▶ DIRECTIVE: Copy out all the records exactly.
##############################
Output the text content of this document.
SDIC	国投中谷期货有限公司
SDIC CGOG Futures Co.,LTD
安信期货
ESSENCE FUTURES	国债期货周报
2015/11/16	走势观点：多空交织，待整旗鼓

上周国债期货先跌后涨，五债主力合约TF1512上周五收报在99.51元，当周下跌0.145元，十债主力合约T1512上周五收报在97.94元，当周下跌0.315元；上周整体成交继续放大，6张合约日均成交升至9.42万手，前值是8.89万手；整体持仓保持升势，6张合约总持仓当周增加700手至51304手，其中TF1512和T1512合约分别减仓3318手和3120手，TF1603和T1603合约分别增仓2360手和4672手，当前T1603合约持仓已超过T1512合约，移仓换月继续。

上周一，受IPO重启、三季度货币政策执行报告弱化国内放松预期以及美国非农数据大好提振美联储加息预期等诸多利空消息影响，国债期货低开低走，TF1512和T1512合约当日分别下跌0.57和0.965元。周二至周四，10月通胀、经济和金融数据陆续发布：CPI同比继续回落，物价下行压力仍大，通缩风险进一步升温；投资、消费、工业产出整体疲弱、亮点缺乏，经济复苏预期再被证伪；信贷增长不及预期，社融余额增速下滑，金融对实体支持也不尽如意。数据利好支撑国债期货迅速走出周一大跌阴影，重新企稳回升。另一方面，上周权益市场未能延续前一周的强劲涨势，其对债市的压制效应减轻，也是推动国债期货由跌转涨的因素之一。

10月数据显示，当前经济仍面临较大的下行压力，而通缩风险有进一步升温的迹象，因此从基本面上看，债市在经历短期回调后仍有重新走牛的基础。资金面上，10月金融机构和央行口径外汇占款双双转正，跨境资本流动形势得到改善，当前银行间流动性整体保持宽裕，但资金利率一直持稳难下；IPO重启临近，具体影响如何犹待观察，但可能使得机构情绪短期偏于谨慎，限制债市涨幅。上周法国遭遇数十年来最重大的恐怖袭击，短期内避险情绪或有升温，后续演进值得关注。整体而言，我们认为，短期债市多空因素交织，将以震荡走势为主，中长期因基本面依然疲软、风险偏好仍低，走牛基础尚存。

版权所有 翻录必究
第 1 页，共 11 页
##############################
▶ PROBLEM SOLUTION:
Output the text content of this document.
SDIC	国投中谷期货有限公司
SDIC CGOG Futures Co.,LTD
安信期货
ESSENCE FUTURES	国债期货周报
2015/11/16	走势观点：多空交织，待整旗鼓

上周国债期货先跌后涨，五债主力合约TF1512上周五收报在99.51元，当周下跌0.145元，十债主力合约T1512上周五收报在97.94元，当周下跌0.315元；上周整体成交继续放大，6张合约日均成交升至9.42万手，前值是8.89万手；整体持仓保持升势，6张合约总持仓当周增加700手至51304手，其中TF1512和T1512合约分别减仓3318手和3120手，TF1603和T1603合约分别增仓2360手和4672手，当前T1603合约持仓已超过T1512合约，移仓换月继续。

上周一，受IPO重启、三季度货币政策执行报告弱化国内放松预期以及美国非农数据大好提振美联储加息预期等诸多利空消息影响，国债期货低开低走，TF1512和T1512合约当日分别下跌0.57和0.965元。周二至周四，10月通胀、经济和金融数据陆续发布：CPI同比继续回落，物价下行压力仍大，通缩风险进一步升温；投资、消费、工业产出整体疲弱、亮点缺乏，经济复苏预期再被证伪；信贷增长不及预期，社融余额增速下滑，金融对实体支持也不尽如意。数据利好支撑国债期货迅速走出周一大跌阴影，重新企稳回升。另一方面，上周权益市场未能延续前一周的强劲涨势，其对债市的压制效应减轻，也是推动国债期货由跌转涨的因素之一。

10月数据显示，当前经济仍面临较大的下行压力，而通缩风险有进一步升温的迹象，因此从基本面上看，债市在经历短期回调后仍有重新走牛的基础。资金面上，10月金融机构和央行口径外汇占款双双转正，跨境资本流动形势得到改善，当前银行间流动性整体保持宽裕，但资金利率一直持稳难下；IPO重启临近，具体影响如何犹待观察，但可能使得机构情绪短期偏于谨慎，限制债市涨幅。上周法国遭遇数十年来最重大的恐怖袭击，短期内避险情绪或有升温，后续演进值得关注。整体而言，我们认为，短期债市多空因素交织，将以震荡走势为主，中长期因基本面依然疲软、风险偏好仍低，走牛基础尚存。

版权所有 翻录必究
第 1 页，共 11 页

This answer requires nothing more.